Problem to work on: Go through the listing and copy each line with the string "ylabel".

Supplied data:
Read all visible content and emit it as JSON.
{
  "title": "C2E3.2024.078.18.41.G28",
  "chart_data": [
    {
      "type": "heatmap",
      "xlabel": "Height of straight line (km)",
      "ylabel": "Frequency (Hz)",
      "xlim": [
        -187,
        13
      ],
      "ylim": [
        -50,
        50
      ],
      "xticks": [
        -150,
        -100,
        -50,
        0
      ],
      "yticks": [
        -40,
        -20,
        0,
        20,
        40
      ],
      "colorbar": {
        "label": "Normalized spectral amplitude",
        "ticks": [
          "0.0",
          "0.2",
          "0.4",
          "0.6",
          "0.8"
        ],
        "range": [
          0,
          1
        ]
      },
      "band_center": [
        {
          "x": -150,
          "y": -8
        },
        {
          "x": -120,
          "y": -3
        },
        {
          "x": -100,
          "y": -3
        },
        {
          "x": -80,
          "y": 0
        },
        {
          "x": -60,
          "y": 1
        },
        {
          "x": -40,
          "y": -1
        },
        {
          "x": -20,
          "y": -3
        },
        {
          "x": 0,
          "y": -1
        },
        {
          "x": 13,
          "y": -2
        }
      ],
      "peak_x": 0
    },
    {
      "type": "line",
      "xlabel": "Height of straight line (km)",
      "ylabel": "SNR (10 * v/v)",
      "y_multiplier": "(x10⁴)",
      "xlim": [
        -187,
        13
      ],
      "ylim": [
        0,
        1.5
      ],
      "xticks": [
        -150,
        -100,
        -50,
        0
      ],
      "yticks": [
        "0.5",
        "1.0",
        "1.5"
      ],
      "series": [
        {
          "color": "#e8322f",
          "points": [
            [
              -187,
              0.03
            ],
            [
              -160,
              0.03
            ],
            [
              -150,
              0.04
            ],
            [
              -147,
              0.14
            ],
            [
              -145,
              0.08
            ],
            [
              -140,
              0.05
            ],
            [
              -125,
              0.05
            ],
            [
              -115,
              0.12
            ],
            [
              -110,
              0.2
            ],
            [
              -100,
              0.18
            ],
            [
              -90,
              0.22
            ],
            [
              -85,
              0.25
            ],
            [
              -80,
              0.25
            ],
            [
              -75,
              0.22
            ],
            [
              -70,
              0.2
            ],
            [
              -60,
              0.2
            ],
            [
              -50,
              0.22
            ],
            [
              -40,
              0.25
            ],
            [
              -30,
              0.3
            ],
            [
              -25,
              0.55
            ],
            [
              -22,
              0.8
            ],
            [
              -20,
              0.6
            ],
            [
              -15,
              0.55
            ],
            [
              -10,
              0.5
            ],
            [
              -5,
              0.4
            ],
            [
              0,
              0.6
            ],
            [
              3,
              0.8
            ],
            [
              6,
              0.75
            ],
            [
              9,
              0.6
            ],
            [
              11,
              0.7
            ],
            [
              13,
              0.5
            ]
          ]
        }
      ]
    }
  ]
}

Written response:
      "ylabel": "Frequency (Hz)",
      "ylabel": "SNR (10 * v/v)",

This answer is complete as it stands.